◆ **Exercise instructions**
Every line below that mentions the word "звіту" should be copied out.

◆ **Excerpted data**
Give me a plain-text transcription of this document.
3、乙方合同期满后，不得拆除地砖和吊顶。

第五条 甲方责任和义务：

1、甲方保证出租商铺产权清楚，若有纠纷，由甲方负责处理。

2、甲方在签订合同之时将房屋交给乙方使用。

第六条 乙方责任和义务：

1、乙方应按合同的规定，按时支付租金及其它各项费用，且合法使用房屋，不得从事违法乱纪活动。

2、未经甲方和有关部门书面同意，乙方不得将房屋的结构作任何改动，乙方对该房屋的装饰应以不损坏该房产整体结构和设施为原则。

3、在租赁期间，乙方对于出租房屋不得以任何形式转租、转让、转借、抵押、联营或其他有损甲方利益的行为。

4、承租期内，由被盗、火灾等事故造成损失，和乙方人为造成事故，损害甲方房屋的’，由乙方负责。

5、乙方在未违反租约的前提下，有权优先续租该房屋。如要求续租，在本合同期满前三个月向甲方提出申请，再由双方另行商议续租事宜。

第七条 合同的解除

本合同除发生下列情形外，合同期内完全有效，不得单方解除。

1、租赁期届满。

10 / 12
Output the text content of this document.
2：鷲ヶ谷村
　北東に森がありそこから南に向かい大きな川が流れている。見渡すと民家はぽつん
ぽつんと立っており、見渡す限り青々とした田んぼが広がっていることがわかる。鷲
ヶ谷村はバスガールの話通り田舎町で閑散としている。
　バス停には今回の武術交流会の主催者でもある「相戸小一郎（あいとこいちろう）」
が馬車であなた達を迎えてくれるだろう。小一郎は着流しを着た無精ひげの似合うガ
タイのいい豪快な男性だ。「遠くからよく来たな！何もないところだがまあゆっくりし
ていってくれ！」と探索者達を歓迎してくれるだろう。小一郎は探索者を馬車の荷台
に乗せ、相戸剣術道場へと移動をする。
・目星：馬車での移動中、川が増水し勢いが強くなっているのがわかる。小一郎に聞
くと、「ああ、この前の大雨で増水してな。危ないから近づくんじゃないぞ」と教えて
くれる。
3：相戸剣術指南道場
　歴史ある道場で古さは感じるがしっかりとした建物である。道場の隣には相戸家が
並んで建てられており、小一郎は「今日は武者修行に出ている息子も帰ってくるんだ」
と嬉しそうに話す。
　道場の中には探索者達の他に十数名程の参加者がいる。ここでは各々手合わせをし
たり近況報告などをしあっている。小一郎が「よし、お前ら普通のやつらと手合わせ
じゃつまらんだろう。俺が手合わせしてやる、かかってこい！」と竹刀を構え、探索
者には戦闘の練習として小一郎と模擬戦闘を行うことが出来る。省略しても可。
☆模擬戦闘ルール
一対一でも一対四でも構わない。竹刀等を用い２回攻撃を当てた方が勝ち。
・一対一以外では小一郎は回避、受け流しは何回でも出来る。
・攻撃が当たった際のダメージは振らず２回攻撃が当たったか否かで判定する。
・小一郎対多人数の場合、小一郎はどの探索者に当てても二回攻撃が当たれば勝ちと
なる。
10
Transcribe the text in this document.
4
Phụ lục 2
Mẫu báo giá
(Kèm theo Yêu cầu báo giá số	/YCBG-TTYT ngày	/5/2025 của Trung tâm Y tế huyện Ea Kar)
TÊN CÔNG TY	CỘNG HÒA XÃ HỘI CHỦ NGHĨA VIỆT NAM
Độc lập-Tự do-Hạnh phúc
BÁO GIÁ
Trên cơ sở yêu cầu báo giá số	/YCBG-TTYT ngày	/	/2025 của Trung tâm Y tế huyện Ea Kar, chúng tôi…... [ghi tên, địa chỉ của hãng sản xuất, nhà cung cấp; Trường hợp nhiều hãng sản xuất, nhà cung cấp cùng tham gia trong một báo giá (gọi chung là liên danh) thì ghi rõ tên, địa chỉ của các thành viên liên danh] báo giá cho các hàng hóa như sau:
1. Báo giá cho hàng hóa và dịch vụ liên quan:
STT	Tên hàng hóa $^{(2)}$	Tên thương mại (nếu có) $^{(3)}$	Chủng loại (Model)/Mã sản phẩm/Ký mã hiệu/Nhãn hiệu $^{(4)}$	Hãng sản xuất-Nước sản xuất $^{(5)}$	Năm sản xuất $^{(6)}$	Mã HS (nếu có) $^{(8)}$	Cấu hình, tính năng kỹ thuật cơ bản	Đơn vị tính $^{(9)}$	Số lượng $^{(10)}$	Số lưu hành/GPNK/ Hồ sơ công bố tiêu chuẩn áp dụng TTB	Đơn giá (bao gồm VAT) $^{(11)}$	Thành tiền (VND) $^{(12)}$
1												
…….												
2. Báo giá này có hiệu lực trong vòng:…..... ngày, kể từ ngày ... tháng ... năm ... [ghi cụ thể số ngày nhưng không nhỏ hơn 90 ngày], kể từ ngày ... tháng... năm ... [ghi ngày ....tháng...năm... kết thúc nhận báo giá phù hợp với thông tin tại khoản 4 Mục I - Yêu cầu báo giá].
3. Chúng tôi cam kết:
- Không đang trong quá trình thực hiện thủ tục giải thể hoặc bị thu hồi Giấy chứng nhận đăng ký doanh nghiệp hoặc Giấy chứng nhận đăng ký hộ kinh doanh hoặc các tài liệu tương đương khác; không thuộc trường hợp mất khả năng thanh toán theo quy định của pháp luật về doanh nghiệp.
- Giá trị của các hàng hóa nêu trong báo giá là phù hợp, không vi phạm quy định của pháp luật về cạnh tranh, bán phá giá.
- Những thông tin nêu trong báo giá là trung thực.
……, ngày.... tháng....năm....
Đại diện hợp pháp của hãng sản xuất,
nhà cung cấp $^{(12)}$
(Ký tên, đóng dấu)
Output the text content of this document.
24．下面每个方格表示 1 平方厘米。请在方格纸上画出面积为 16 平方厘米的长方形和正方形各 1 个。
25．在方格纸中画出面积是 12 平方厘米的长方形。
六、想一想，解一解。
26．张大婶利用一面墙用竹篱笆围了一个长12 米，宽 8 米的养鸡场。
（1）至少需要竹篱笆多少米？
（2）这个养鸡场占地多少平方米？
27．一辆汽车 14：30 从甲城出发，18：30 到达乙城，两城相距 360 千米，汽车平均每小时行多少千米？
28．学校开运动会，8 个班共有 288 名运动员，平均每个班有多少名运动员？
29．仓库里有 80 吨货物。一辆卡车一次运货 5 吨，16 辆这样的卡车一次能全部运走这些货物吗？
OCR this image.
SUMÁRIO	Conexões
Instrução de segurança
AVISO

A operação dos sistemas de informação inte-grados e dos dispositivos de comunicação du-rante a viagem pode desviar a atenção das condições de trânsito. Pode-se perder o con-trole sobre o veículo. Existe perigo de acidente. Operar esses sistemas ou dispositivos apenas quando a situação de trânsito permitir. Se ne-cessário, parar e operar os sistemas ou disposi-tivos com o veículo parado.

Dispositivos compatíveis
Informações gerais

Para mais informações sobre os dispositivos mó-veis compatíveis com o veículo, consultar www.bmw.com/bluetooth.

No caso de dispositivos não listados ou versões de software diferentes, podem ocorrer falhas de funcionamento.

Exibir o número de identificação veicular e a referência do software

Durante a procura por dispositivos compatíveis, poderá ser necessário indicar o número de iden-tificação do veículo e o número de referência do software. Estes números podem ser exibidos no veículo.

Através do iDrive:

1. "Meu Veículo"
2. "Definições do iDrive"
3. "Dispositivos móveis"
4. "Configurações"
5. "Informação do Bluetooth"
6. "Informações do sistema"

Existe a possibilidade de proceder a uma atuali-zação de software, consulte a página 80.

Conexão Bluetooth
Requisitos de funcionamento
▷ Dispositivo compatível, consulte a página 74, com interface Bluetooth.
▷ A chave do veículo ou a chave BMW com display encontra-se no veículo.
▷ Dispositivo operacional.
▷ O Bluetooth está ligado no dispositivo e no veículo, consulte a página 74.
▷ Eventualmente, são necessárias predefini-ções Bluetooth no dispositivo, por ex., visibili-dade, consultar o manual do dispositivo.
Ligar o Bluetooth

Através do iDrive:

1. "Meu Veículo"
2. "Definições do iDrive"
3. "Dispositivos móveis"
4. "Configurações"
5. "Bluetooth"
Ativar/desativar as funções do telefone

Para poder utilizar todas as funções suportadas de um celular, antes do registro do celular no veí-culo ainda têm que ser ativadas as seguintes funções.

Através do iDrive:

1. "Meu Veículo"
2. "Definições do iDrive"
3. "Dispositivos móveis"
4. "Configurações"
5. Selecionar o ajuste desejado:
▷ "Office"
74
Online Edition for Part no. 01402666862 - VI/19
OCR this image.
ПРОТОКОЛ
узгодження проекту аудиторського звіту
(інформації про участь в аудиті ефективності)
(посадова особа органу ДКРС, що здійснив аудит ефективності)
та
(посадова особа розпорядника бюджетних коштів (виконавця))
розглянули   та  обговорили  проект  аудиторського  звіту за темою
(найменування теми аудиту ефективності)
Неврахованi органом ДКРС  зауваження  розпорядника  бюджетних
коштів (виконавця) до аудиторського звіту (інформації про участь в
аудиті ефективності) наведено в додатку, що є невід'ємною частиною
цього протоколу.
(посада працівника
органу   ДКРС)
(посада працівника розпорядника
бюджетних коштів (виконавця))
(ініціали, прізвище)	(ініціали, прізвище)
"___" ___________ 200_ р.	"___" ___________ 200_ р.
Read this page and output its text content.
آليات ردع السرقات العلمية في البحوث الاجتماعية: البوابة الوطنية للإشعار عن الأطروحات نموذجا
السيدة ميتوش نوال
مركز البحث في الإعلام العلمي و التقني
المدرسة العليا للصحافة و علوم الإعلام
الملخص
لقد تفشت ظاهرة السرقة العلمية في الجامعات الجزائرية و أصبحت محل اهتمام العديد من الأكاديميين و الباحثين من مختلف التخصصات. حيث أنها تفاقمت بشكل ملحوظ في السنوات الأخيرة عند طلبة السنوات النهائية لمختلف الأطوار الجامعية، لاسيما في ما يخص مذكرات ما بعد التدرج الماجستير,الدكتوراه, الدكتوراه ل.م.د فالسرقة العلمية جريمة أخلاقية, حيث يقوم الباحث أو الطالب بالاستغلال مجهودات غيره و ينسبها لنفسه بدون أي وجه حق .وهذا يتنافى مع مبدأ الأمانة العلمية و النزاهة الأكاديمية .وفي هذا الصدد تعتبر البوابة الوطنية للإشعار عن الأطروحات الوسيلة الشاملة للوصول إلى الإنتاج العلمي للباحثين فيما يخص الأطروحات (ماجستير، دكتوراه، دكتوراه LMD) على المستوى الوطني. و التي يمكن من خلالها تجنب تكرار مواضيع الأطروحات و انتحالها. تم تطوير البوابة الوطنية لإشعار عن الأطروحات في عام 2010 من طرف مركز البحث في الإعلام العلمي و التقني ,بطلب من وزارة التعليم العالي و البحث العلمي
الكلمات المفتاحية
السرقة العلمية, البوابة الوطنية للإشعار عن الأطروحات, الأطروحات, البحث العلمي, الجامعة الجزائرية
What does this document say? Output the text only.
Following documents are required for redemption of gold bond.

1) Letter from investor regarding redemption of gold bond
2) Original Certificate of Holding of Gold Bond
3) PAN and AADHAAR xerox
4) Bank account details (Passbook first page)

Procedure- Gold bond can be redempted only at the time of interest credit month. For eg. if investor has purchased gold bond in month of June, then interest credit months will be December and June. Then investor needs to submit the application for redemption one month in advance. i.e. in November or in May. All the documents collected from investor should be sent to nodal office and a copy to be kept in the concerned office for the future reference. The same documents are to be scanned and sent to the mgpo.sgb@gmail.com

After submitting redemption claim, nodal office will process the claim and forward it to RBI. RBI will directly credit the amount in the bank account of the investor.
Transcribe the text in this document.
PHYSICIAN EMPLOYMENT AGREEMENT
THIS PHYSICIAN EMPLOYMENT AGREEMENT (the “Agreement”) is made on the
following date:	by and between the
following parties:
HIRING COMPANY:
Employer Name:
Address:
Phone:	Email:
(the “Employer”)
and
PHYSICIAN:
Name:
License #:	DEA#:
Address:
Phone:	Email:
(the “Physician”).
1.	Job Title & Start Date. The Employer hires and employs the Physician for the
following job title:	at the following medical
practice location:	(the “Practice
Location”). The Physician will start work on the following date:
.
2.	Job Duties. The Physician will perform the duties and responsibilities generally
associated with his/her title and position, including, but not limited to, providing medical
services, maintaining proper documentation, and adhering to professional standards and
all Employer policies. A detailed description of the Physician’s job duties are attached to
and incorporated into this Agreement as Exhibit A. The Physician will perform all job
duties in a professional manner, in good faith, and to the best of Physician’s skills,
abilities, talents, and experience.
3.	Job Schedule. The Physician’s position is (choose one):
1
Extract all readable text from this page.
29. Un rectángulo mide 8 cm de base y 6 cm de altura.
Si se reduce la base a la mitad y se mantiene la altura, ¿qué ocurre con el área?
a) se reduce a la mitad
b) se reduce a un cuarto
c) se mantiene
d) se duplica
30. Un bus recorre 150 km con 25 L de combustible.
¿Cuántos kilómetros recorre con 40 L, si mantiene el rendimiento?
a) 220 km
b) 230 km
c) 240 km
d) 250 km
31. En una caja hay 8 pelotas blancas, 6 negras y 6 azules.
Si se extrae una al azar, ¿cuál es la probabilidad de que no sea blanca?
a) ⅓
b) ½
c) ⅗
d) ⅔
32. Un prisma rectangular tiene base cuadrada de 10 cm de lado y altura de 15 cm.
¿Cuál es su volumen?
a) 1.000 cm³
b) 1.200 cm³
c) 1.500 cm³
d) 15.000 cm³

◆ **Expected answer**
узгодження проекту аудиторського звіту
розглянули   та  обговорили  проект  аудиторського  звіту за темою
коштів (виконавця) до аудиторського звіту (інформації про участь в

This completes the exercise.